_Provided data_
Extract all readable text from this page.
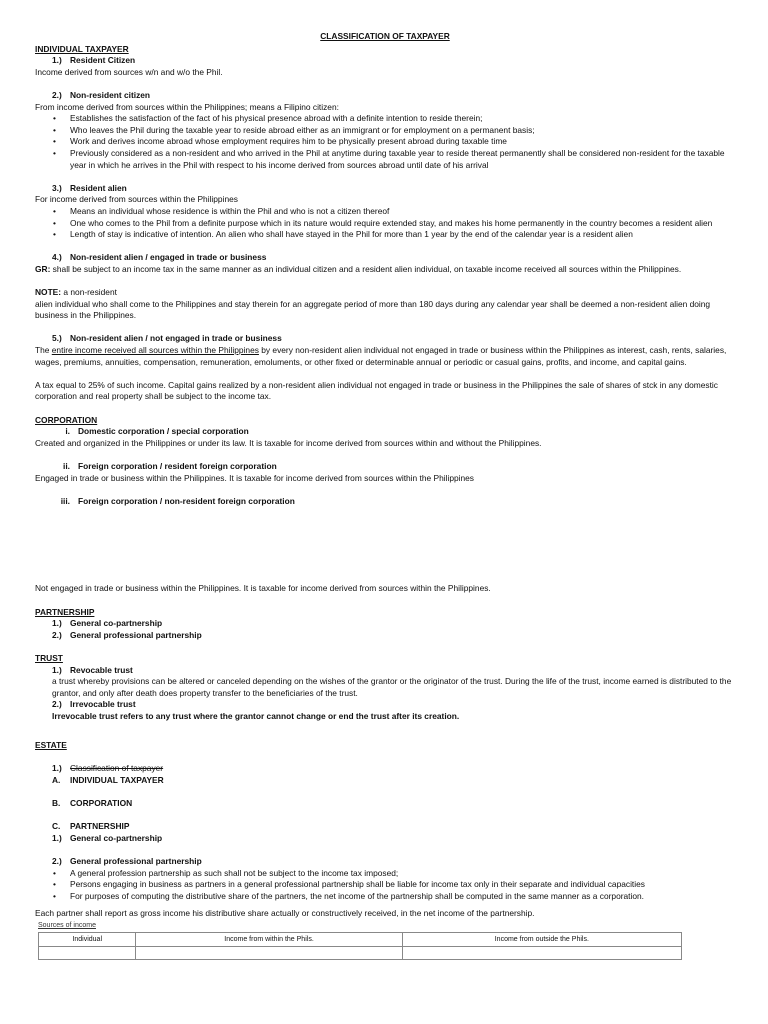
CLASSIFICATION OF TAXPAYER
INDIVIDUAL TAXPAYER
1.) Resident Citizen

Income derived from sources w/n and w/o the Phil.

2.) Non-resident citizen

From income derived from sources within the Philippines; means a Filipino citizen:

• Establishes the satisfaction of the fact of his physical presence abroad with a definite intention to reside therein;
• Who leaves the Phil during the taxable year to reside abroad either as an immigrant or for employment on a permanent basis;
• Work and derives income abroad whose employment requires him to be physically present abroad during taxable time
• Previously considered as a non-resident and who arrived in the Phil at anytime during taxable year to reside thereat permanently shall be considered non-resident for the taxable year in which he arrives in the Phil with respect to his income derived from sources abroad until date of his arrival
3.) Resident alien

For income derived from sources within the Philippines

• Means an individual whose residence is within the Phil and who is not a citizen thereof
• One who comes to the Phil from a definite purpose which in its nature would require extended stay, and makes his home permanently in the country becomes a resident alien
• Length of stay is indicative of intention. An alien who shall have stayed in the Phil for more than 1 year by the end of the calendar year is a resident alien
4.) Non-resident alien / engaged in trade or business

GR: shall be subject to an income tax in the same manner as an individual citizen and a resident alien individual, on taxable income received all sources within the Philippines.

NOTE: a non-resident

alien individual who shall come to the Philippines and stay therein for an aggregate period of more than 180 days during any calendar year shall be deemed a non-resident alien doing business in the Philippines.

5.) Non-resident alien / not engaged in trade or business

The entire income received all sources within the Philippines by every non-resident alien individual not engaged in trade or business within the Philippines as interest, cash, rents, salaries, wages, premiums, annuities, compensation, remuneration, emoluments, or other fixed or determinable annual or periodic or casual gains, profits, and income, and capital gains.

A tax equal to 25% of such income. Capital gains realized by a non-resident alien individual not engaged in trade or business in the Philippines the sale of shares of stck in any domestic corporation and real property shall be subject to the income tax.

CORPORATION
i. Domestic corporation / special corporation

Created and organized in the Philippines or under its law. It is taxable for income derived from sources within and without the Philippines.

ii. Foreign corporation / resident foreign corporation

Engaged in trade or business within the Philippines. It is taxable for income derived from sources within the Philippines

iii. Foreign corporation / non-resident foreign corporation

Not engaged in trade or business within the Philippines. It is taxable for income derived from sources within the Philippines.

PARTNERSHIP
1.) General co-partnership
2.) General professional partnership
TRUST
1.) Revocable trust

a trust whereby provisions can be altered or canceled depending on the wishes of the grantor or the originator of the trust. During the life of the trust, income earned is distributed to the grantor, and only after death does property transfer to the beneficiaries of the trust.

2.) Irrevocable trust

Irrevocable trust refers to any trust where the grantor cannot change or end the trust after its creation.

ESTATE
1.) Classification of taxpayer
A. INDIVIDUAL TAXPAYER
B. CORPORATION
C. PARTNERSHIP
1.) General co-partnership
2.) General professional partnership
• A general profession partnership as such shall not be subject to the income tax imposed;
• Persons engaging in business as partners in a general professional partnership shall be liable for income tax only in their separate and individual capacities
• For purposes of computing the distributive share of the partners, the net income of the partnership shall be computed in the same manner as a corporation.

Each partner shall report as gross income his distributive share actually or constructively received, in the net income of the partnership.

Sources of income
Individual	Income from within the Phils.	Income from outside the Phils.
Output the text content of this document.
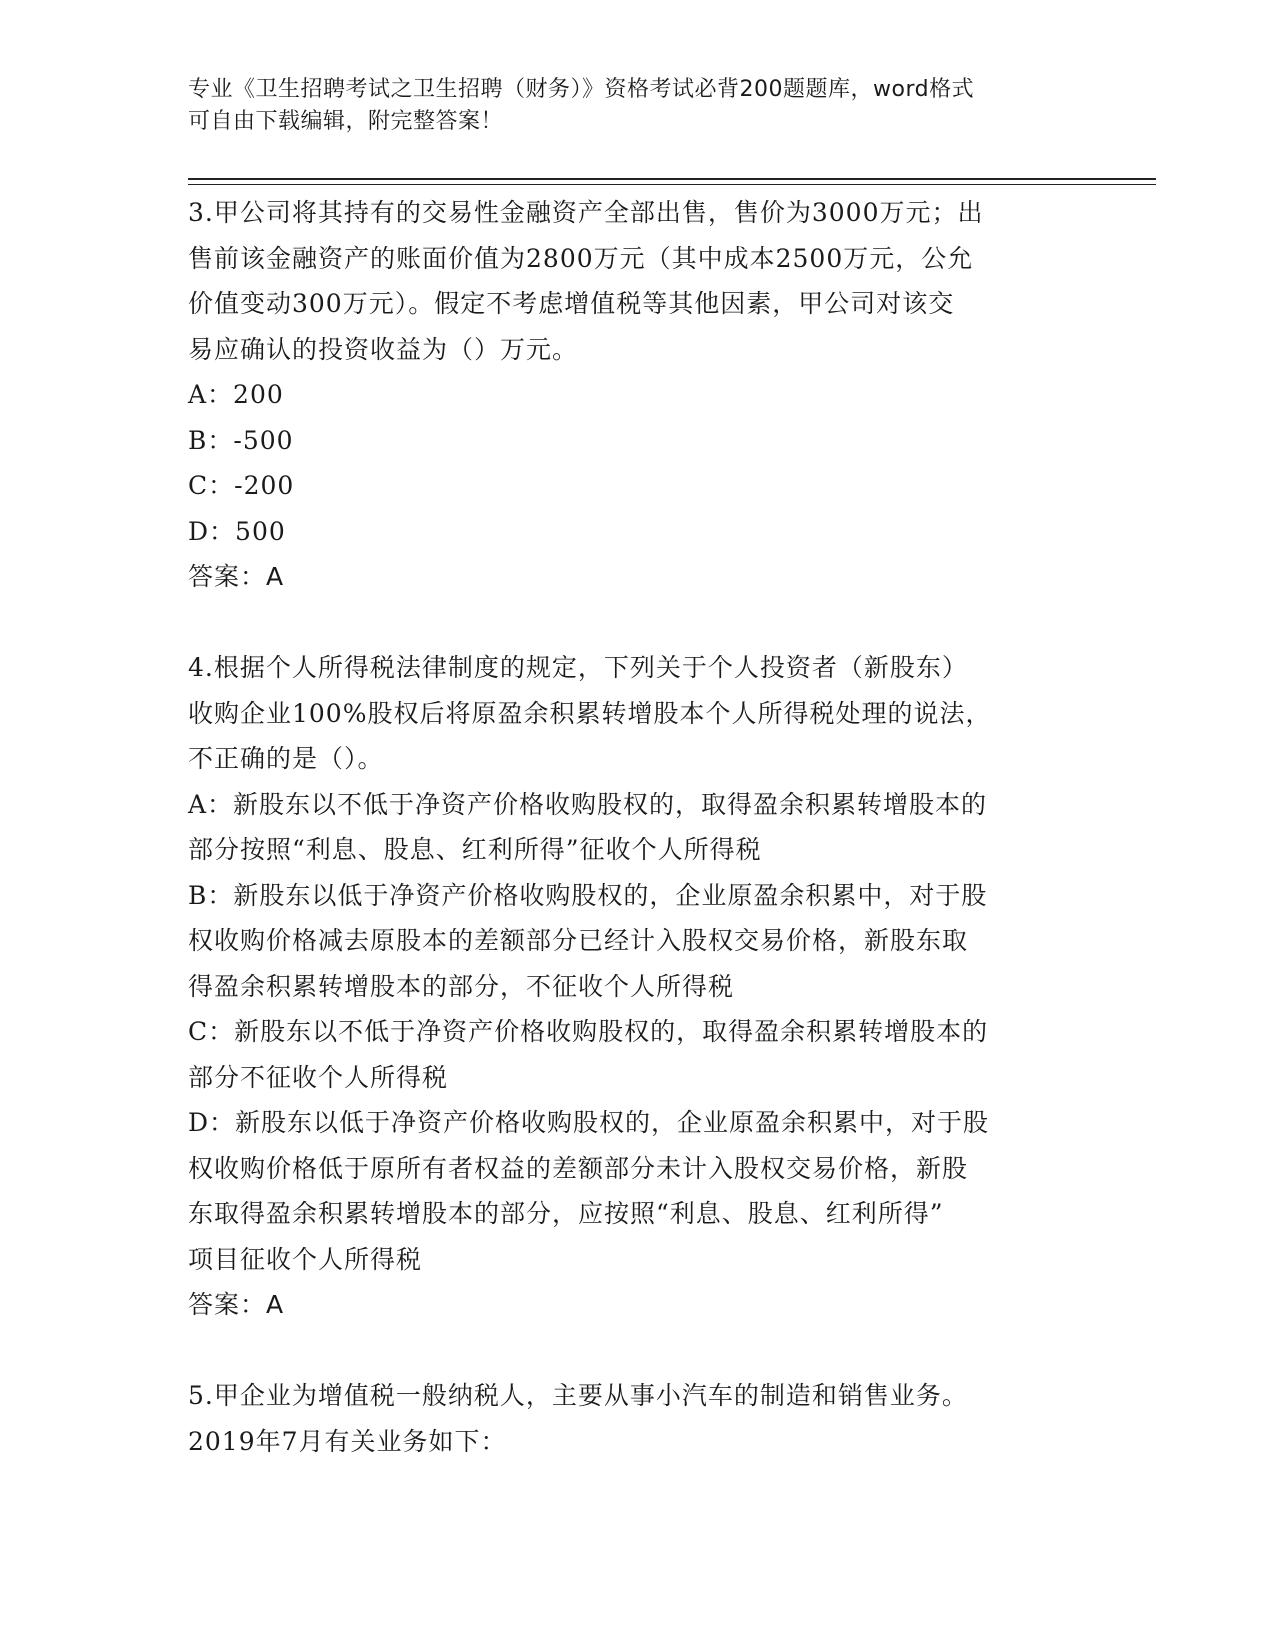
专业《卫生招聘考试之卫生招聘（财务）》资格考试必背200题题库，word格式
可自由下载编辑，附完整答案！
3.甲公司将其持有的交易性金融资产全部出售，售价为3000万元；出
售前该金融资产的账面价值为2800万元（其中成本2500万元，公允
价值变动300万元）。假定不考虑增值税等其他因素，甲公司对该交
易应确认的投资收益为（）万元。
A：200
B：-500
C：-200
D：500
答案：A
4.根据个人所得税法律制度的规定，下列关于个人投资者（新股东）
收购企业100%股权后将原盈余积累转增股本个人所得税处理的说法，
不正确的是（）。
A：新股东以不低于净资产价格收购股权的，取得盈余积累转增股本的
部分按照“利息、股息、红利所得”征收个人所得税
B：新股东以低于净资产价格收购股权的，企业原盈余积累中，对于股
权收购价格减去原股本的差额部分已经计入股权交易价格，新股东取
得盈余积累转增股本的部分，不征收个人所得税
C：新股东以不低于净资产价格收购股权的，取得盈余积累转增股本的
部分不征收个人所得税
D：新股东以低于净资产价格收购股权的，企业原盈余积累中，对于股
权收购价格低于原所有者权益的差额部分未计入股权交易价格，新股
东取得盈余积累转增股本的部分，应按照“利息、股息、红利所得”
项目征收个人所得税
答案：A
5.甲企业为增值税一般纳税人，主要从事小汽车的制造和销售业务。
2019年7月有关业务如下：
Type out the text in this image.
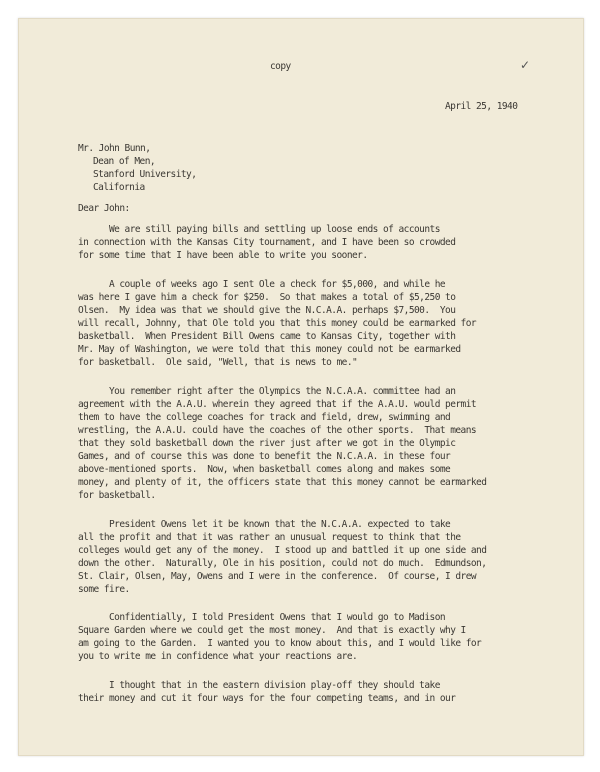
copy	✓
April 25, 1940
Mr. John Bunn,
Dean of Men,
Stanford University,
California
Dear John:
We are still paying bills and settling up loose ends of accounts
in connection with the Kansas City tournament, and I have been so crowded
for some time that I have been able to write you sooner.
A couple of weeks ago I sent Ole a check for $5,000, and while he
was here I gave him a check for $250.  So that makes a total of $5,250 to
Olsen.  My idea was that we should give the N.C.A.A. perhaps $7,500.  You
will recall, Johnny, that Ole told you that this money could be earmarked for
basketball.  When President Bill Owens came to Kansas City, together with
Mr. May of Washington, we were told that this money could not be earmarked
for basketball.  Ole said, "Well, that is news to me."
You remember right after the Olympics the N.C.A.A. committee had an
agreement with the A.A.U. wherein they agreed that if the A.A.U. would permit
them to have the college coaches for track and field, drew, swimming and
wrestling, the A.A.U. could have the coaches of the other sports.  That means
that they sold basketball down the river just after we got in the Olympic
Games, and of course this was done to benefit the N.C.A.A. in these four
above-mentioned sports.  Now, when basketball comes along and makes some
money, and plenty of it, the officers state that this money cannot be earmarked
for basketball.
President Owens let it be known that the N.C.A.A. expected to take
all the profit and that it was rather an unusual request to think that the
colleges would get any of the money.  I stood up and battled it up one side and
down the other.  Naturally, Ole in his position, could not do much.  Edmundson,
St. Clair, Olsen, May, Owens and I were in the conference.  Of course, I drew
some fire.
Confidentially, I told President Owens that I would go to Madison
Square Garden where we could get the most money.  And that is exactly why I
am going to the Garden.  I wanted you to know about this, and I would like for
you to write me in confidence what your reactions are.
I thought that in the eastern division play-off they should take
their money and cut it four ways for the four competing teams, and in our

_Exercise requirements_
Produce an exact copy of each line of data, skipping embedded images.

_Correct response_
Extract all readable text from this page.
CLASSIFICATION OF TAXPAYER
INDIVIDUAL TAXPAYER
1.) Resident Citizen

Income derived from sources w/n and w/o the Phil.

2.) Non-resident citizen

From income derived from sources within the Philippines; means a Filipino citizen:

• Establishes the satisfaction of the fact of his physical presence abroad with a definite intention to reside therein;
• Who leaves the Phil during the taxable year to reside abroad either as an immigrant or for employment on a permanent basis;
• Work and derives income abroad whose employment requires him to be physically present abroad during taxable time
• Previously considered as a non-resident and who arrived in the Phil at anytime during taxable year to reside thereat permanently shall be considered non-resident for the taxable year in which he arrives in the Phil with respect to his income derived from sources abroad until date of his arrival
3.) Resident alien

For income derived from sources within the Philippines

• Means an individual whose residence is within the Phil and who is not a citizen thereof
• One who comes to the Phil from a definite purpose which in its nature would require extended stay, and makes his home permanently in the country becomes a resident alien
• Length of stay is indicative of intention. An alien who shall have stayed in the Phil for more than 1 year by the end of the calendar year is a resident alien
4.) Non-resident alien / engaged in trade or business

GR: shall be subject to an income tax in the same manner as an individual citizen and a resident alien individual, on taxable income received all sources within the Philippines.

NOTE: a non-resident

alien individual who shall come to the Philippines and stay therein for an aggregate period of more than 180 days during any calendar year shall be deemed a non-resident alien doing business in the Philippines.

5.) Non-resident alien / not engaged in trade or business

The entire income received all sources within the Philippines by every non-resident alien individual not engaged in trade or business within the Philippines as interest, cash, rents, salaries, wages, premiums, annuities, compensation, remuneration, emoluments, or other fixed or determinable annual or periodic or casual gains, profits, and income, and capital gains.

A tax equal to 25% of such income. Capital gains realized by a non-resident alien individual not engaged in trade or business in the Philippines the sale of shares of stck in any domestic corporation and real property shall be subject to the income tax.

CORPORATION
i. Domestic corporation / special corporation

Created and organized in the Philippines or under its law. It is taxable for income derived from sources within and without the Philippines.

ii. Foreign corporation / resident foreign corporation

Engaged in trade or business within the Philippines. It is taxable for income derived from sources within the Philippines

iii. Foreign corporation / non-resident foreign corporation

Not engaged in trade or business within the Philippines. It is taxable for income derived from sources within the Philippines.

PARTNERSHIP
1.) General co-partnership
2.) General professional partnership
TRUST
1.) Revocable trust

a trust whereby provisions can be altered or canceled depending on the wishes of the grantor or the originator of the trust. During the life of the trust, income earned is distributed to the grantor, and only after death does property transfer to the beneficiaries of the trust.

2.) Irrevocable trust

Irrevocable trust refers to any trust where the grantor cannot change or end the trust after its creation.

ESTATE
1.) Classification of taxpayer
A. INDIVIDUAL TAXPAYER
B. CORPORATION
C. PARTNERSHIP
1.) General co-partnership
2.) General professional partnership
• A general profession partnership as such shall not be subject to the income tax imposed;
• Persons engaging in business as partners in a general professional partnership shall be liable for income tax only in their separate and individual capacities
• For purposes of computing the distributive share of the partners, the net income of the partnership shall be computed in the same manner as a corporation.

Each partner shall report as gross income his distributive share actually or constructively received, in the net income of the partnership.

Sources of income
Individual	Income from within the Phils.	Income from outside the Phils.
Output the text content of this document.
专业《卫生招聘考试之卫生招聘（财务）》资格考试必背200题题库，word格式
可自由下载编辑，附完整答案！
3.甲公司将其持有的交易性金融资产全部出售，售价为3000万元；出
售前该金融资产的账面价值为2800万元（其中成本2500万元，公允
价值变动300万元）。假定不考虑增值税等其他因素，甲公司对该交
易应确认的投资收益为（）万元。
A：200
B：-500
C：-200
D：500
答案：A
4.根据个人所得税法律制度的规定，下列关于个人投资者（新股东）
收购企业100%股权后将原盈余积累转增股本个人所得税处理的说法，
不正确的是（）。
A：新股东以不低于净资产价格收购股权的，取得盈余积累转增股本的
部分按照“利息、股息、红利所得”征收个人所得税
B：新股东以低于净资产价格收购股权的，企业原盈余积累中，对于股
权收购价格减去原股本的差额部分已经计入股权交易价格，新股东取
得盈余积累转增股本的部分，不征收个人所得税
C：新股东以不低于净资产价格收购股权的，取得盈余积累转增股本的
部分不征收个人所得税
D：新股东以低于净资产价格收购股权的，企业原盈余积累中，对于股
权收购价格低于原所有者权益的差额部分未计入股权交易价格，新股
东取得盈余积累转增股本的部分，应按照“利息、股息、红利所得”
项目征收个人所得税
答案：A
5.甲企业为增值税一般纳税人，主要从事小汽车的制造和销售业务。
2019年7月有关业务如下：
Type out the text in this image.
copy	✓
April 25, 1940
Mr. John Bunn,
Dean of Men,
Stanford University,
California
Dear John:
We are still paying bills and settling up loose ends of accounts
in connection with the Kansas City tournament, and I have been so crowded
for some time that I have been able to write you sooner.
A couple of weeks ago I sent Ole a check for $5,000, and while he
was here I gave him a check for $250.  So that makes a total of $5,250 to
Olsen.  My idea was that we should give the N.C.A.A. perhaps $7,500.  You
will recall, Johnny, that Ole told you that this money could be earmarked for
basketball.  When President Bill Owens came to Kansas City, together with
Mr. May of Washington, we were told that this money could not be earmarked
for basketball.  Ole said, "Well, that is news to me."
You remember right after the Olympics the N.C.A.A. committee had an
agreement with the A.A.U. wherein they agreed that if the A.A.U. would permit
them to have the college coaches for track and field, drew, swimming and
wrestling, the A.A.U. could have the coaches of the other sports.  That means
that they sold basketball down the river just after we got in the Olympic
Games, and of course this was done to benefit the N.C.A.A. in these four
above-mentioned sports.  Now, when basketball comes along and makes some
money, and plenty of it, the officers state that this money cannot be earmarked
for basketball.
President Owens let it be known that the N.C.A.A. expected to take
all the profit and that it was rather an unusual request to think that the
colleges would get any of the money.  I stood up and battled it up one side and
down the other.  Naturally, Ole in his position, could not do much.  Edmundson,
St. Clair, Olsen, May, Owens and I were in the conference.  Of course, I drew
some fire.
Confidentially, I told President Owens that I would go to Madison
Square Garden where we could get the most money.  And that is exactly why I
am going to the Garden.  I wanted you to know about this, and I would like for
you to write me in confidence what your reactions are.
I thought that in the eastern division play-off they should take
their money and cut it four ways for the four competing teams, and in our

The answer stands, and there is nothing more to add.